* Problem description *
Look through the data and write out every line with the word "Groupe" in it.

## Start Provided data

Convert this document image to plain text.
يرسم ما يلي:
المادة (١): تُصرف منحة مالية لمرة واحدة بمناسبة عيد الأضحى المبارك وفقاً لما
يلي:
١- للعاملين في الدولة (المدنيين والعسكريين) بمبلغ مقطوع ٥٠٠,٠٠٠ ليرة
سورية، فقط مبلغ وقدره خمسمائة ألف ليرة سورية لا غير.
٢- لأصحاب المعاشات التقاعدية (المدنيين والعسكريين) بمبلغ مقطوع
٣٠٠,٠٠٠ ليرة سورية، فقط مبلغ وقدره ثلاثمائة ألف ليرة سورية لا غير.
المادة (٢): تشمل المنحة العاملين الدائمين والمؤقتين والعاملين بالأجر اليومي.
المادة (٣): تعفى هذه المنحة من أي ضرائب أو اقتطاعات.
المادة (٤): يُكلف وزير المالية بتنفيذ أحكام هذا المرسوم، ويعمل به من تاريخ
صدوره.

## End Provided data
## Start Provided data

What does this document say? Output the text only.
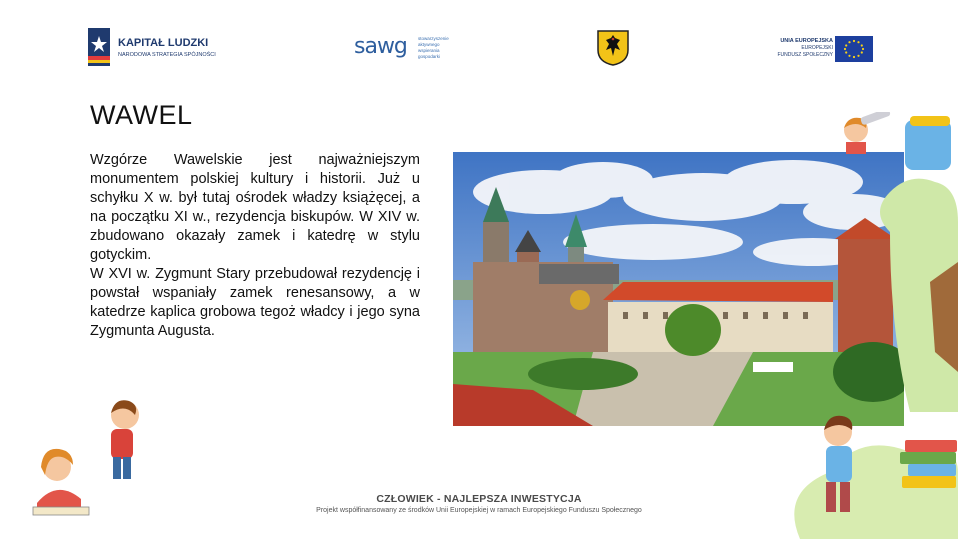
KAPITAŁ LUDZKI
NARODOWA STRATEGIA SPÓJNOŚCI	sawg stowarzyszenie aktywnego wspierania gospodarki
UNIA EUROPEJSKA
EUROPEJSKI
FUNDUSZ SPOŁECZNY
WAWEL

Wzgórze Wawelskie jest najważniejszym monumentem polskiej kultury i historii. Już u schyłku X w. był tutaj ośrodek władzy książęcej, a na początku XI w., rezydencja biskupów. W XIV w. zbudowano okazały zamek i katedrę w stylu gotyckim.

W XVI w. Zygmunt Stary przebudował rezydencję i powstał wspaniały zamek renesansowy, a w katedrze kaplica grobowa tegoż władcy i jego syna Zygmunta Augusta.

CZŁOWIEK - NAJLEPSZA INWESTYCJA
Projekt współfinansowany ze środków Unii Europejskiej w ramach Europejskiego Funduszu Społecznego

## End Provided data
## Start Provided data

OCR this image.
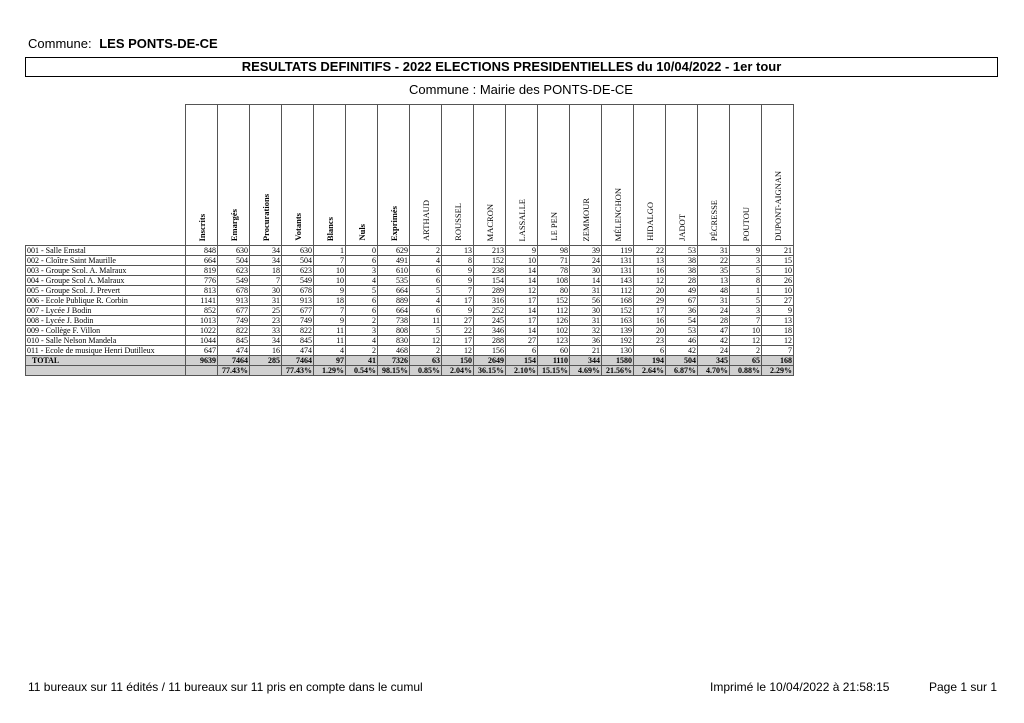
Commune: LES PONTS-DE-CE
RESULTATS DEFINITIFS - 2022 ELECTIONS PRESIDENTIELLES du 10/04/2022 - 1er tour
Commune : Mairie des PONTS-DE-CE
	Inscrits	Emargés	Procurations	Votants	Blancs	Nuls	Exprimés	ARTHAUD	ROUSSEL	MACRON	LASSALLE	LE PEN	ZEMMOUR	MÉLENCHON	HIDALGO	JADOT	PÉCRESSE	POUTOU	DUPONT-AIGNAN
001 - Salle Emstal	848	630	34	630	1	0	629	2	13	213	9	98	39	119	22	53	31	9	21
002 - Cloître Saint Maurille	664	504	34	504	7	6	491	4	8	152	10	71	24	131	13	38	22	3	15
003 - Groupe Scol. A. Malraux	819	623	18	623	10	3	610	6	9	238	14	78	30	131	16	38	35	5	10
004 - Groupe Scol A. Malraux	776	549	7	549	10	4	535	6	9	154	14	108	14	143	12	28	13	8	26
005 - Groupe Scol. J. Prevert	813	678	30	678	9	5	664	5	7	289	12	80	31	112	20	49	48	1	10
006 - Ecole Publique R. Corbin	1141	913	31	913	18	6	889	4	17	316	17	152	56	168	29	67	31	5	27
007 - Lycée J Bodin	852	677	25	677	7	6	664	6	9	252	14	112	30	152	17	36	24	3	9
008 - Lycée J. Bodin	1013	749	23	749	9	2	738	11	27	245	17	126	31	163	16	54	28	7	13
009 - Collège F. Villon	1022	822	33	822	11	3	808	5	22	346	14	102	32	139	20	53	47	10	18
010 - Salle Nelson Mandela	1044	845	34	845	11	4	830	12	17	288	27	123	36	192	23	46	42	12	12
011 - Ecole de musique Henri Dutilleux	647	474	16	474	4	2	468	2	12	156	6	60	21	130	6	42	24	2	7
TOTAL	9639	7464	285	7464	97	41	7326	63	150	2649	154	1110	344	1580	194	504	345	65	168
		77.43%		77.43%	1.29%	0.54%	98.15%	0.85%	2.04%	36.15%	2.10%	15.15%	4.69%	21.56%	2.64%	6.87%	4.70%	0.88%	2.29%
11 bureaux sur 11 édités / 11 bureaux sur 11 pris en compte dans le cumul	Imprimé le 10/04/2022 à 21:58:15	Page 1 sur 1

## End Provided data

* Response to the task *
003 - Groupe Scol. A. Malraux	819	623	18	623	10	3	610	6	9	238	14	78	30	131	16	38	35	5	10
004 - Groupe Scol A. Malraux	776	549	7	549	10	4	535	6	9	154	14	108	14	143	12	28	13	8	26
005 - Groupe Scol. J. Prevert	813	678	30	678	9	5	664	5	7	289	12	80	31	112	20	49	48	1	10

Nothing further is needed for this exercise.